Given request: Copy each line below that includes "preporukama".

Dataset content:
-- BEGIN --

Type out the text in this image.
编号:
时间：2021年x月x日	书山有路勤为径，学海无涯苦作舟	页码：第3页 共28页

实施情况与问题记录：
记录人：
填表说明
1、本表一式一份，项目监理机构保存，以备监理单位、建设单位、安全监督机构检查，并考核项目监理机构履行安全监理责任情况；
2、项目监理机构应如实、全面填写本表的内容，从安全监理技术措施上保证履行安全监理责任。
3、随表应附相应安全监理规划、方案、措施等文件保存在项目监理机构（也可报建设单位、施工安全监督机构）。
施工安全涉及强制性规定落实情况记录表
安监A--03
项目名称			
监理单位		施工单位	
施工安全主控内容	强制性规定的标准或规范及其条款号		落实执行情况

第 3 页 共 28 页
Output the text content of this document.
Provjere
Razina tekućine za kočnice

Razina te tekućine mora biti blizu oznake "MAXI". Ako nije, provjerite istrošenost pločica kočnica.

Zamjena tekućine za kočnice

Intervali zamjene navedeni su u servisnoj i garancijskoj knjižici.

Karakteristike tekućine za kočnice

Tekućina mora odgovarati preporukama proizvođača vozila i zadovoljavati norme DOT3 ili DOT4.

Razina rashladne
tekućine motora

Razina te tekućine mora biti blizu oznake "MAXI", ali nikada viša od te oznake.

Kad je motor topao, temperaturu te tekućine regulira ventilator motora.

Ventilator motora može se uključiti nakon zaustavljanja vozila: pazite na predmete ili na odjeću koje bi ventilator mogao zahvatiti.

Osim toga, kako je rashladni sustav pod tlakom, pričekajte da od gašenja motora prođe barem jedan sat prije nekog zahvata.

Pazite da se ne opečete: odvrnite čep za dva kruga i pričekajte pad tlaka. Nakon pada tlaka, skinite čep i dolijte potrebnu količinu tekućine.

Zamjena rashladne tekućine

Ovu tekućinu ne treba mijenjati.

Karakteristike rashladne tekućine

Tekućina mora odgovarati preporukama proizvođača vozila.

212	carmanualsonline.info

-- END --
-- BEGIN --

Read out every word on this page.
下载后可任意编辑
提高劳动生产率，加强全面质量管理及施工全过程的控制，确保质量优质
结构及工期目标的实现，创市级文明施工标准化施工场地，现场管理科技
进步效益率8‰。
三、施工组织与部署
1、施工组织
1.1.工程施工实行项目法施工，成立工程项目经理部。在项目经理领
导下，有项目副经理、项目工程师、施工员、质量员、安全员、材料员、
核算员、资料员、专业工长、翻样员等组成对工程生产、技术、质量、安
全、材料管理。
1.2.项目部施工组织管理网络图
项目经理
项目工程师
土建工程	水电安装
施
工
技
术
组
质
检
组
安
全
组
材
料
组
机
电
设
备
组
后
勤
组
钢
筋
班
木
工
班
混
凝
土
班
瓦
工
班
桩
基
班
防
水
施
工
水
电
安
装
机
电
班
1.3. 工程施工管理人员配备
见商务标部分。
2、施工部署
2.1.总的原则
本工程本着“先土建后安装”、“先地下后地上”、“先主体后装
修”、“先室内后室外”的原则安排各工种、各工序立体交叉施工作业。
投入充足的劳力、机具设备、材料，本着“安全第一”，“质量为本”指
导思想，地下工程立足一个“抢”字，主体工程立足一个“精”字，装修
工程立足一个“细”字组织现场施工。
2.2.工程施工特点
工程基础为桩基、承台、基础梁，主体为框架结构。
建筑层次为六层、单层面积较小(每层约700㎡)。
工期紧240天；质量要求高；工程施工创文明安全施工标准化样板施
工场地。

-- END --

The reply:
Tekućina mora odgovarati preporukama proizvođača vozila i zadovoljavati norme DOT3 ili DOT4.
Tekućina mora odgovarati preporukama proizvođača vozila.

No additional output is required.